EXTRACT TO READ:
Tight Ends: Jeremy Shockey (6 catches for 64 yards) was an important cog in the offense on Sunday, but he also dropped two passes, including a 3rd-and-9 throw over the middle that would have picked up a first down. One 6-yard completion to Shockey put the ball down to the 1-yard line, setting up Barber’s touchdown carry. He also had a key 27-yard reception down the right sideline on 3rd-and-5 and a 6-yard reception on 3rd-and-1. Shockey’s run blocking was very good, including helping to spring Barber on 12- and 9-yard runs in the 1st quarter and a 6-yard run in the 2nd quarter. Shockey made an excellent block on Dayne’s 9-yard run, but he should have done a better job of jamming the blitzer on the 3rd-and-6 pass intended for him near the goal line that was almost picked off. Shockey was to hit the defender and then get out on his pattern, but the blitzer came in too fast and was right on top of Manning. It was an interesting play by the Giants because they had pulled their linemen in the opposite direction, doing a good job making it seem as if New York was running a sweep to the left, but the blitzer was not fooled on the play and neither was the defender covering Shockey.

Visanthe Shiancoe appears to be creeping more and more into the line-up again. He seemed to be on the field just as much as Marcellus Rivers, if not more. Rivers couldn’t come up with the football on a low throw in his direction in the 2nd quarter. And Rivers was easily pushed aside by a Bengal defender at the point-of-attack on a Dayne run that was stuffed early in the third quarter. Shiancoe, on the other hand, made a good block a few plays earlier at the point-of-attack against the defensive end on a play that picked up 8 yards. It was also interesting to note that Shiancoe, not Rivers, was in the game when the Giants were attempting to run out the clock.

WHAT THIS EXERCISE ASKS:
**1)** Mark each statement yes or no against the tight ends review, quoting the words of the review that decide it: (a) Shockey dropped two passes. (b) Rivers was in the game while the Giants tried to run out the clock. (c) The blitzer on the 3rd-and-6 pass near the goal line was fooled by the linemen pulling the other way.
**2)** Carry on the tight ends review from its last sentence.

SOURCE EXCERPT:
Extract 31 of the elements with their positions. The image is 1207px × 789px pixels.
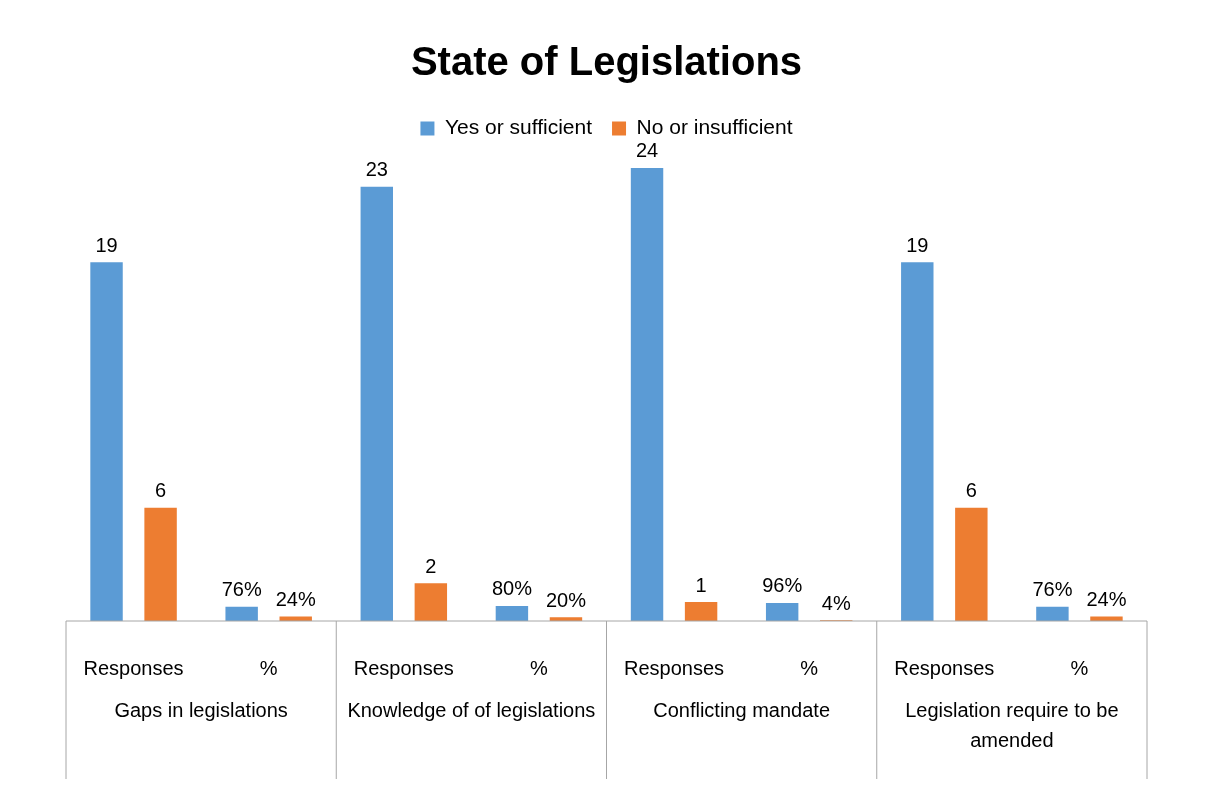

RESPONSES BY TASK:
**1)**
(a) Yes: "he also dropped two passes"
(b) No: "Shiancoe, not Rivers, was in the game when the Giants were attempting to run out the clock"
(c) No: "the blitzer was not fooled on the play"

**2)**
Offensive Line: Another solid game for this much maligned group. The Giants ran the ball pretty effectively, gaining 142 yards on 28 carries (over 5 yards-per-carry). In particular, the Giants were able to do some damage running to their right behind strong blocking from RG Wayne Lucier, RT David Diehl, Finn, and Shockey. There was one short yardage play where both OC Shaun O’Hara and LG Jason Whittle got shoved back into the backfield, forcing Barber to cut back to his right for the 1st down. Petitgout, O’Hara, and Whittle made nice blocks on Dayne’s 11-yard run in the 2nd quarter (and O’Hara made a nice block on Barber’s 12-yard run up the middle earlier in the game as did Whittle). The strong running game continued in the second half, although there was one play where Lucier got run over by the defensive tackle and Barber was hit in the backfield for a 2-yard loss. And on the play where Tiki first fumbled, O’Hara failed to engage the linebacker who stripped the ball. Lucier, O’Hara, and Finn got excellent blocks on Tiki’s 21-yard run late in the 3rd quarter. But on the following play, Lucier couldn’t sustain his run block long enough and his man tackled Barber after a 2-yard gain. Petitgout made a nice block on an 8-yard run by Barber (as did Finn again) and Diehl made a nice block on a 9-yard run by Dayne. On the 2nd-and-1 play where Dayne was stuffed, O’Hara started the play off by helping Lucier double-team the tackle, but he couldn’t get to the linebacker in time who hit Dayne in the hole. But by in large, the Giants controlled the line of scrimmage.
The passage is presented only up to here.